=== Data for this exercise ===
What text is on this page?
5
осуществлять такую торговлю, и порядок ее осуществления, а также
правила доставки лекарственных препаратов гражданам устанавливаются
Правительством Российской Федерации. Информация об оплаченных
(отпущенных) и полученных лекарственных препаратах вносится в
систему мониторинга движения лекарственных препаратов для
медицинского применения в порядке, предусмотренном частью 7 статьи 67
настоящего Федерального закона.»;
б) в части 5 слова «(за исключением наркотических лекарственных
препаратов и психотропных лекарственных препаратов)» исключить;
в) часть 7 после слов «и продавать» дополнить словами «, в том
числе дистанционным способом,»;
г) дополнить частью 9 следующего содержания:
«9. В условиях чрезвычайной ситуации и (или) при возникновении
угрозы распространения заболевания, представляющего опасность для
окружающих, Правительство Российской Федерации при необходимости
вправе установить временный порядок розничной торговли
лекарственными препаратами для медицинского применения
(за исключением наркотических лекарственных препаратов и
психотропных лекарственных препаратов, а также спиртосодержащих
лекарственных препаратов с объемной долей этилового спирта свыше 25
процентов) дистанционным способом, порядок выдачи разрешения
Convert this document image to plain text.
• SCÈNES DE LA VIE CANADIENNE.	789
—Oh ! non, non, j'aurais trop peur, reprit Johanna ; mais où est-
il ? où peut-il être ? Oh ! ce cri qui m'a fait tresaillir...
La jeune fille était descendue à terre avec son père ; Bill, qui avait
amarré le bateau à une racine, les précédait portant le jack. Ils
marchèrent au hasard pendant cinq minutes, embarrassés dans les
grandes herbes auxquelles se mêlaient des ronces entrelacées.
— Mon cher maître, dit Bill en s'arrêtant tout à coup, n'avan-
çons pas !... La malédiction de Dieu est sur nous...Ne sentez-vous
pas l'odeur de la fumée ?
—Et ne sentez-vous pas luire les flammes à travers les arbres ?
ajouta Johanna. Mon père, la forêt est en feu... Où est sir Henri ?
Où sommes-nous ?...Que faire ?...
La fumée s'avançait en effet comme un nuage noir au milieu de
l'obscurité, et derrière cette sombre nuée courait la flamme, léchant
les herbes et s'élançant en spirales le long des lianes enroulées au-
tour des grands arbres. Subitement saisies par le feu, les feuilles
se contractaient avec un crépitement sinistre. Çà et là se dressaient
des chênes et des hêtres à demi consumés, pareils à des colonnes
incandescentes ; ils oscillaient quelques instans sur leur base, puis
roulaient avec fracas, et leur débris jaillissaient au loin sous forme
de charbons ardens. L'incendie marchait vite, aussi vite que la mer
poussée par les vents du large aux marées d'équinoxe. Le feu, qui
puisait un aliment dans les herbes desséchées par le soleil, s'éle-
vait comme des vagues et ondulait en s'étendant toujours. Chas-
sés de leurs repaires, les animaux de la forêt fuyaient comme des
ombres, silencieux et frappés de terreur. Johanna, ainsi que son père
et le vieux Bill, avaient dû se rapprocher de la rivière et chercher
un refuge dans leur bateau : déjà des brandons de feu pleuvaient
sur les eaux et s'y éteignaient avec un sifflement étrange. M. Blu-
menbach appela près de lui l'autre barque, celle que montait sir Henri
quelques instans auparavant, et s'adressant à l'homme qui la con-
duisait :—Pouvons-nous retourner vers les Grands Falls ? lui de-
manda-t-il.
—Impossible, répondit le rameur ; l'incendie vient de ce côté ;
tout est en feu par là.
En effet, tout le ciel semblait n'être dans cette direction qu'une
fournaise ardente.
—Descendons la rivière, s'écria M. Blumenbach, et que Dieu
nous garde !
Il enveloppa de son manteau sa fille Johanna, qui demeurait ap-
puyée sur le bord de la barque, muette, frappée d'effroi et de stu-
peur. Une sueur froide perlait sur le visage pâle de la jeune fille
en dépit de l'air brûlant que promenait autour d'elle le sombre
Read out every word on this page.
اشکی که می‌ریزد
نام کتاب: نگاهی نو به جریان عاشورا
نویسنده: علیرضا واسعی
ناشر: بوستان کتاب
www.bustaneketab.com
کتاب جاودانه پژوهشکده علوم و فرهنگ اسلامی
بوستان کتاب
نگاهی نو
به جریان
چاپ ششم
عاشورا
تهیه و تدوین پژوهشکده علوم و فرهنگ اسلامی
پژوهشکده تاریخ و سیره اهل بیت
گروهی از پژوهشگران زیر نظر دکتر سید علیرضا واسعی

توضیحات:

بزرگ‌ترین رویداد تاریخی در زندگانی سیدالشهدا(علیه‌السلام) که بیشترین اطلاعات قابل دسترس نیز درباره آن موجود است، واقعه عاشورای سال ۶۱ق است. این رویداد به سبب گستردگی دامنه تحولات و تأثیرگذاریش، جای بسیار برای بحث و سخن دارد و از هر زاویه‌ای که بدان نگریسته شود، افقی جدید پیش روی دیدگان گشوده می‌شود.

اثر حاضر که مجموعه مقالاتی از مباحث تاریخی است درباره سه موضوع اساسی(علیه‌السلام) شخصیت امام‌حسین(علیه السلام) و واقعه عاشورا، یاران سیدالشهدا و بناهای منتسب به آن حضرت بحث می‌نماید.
===
● **Exercise**:
Pick out, from the lines above, every one that contains the string "sentez".

● **Solved problem**:
çons pas !... La malédiction de Dieu est sur nous...Ne sentez-vous
—Et ne sentez-vous pas luire les flammes à travers les arbres ?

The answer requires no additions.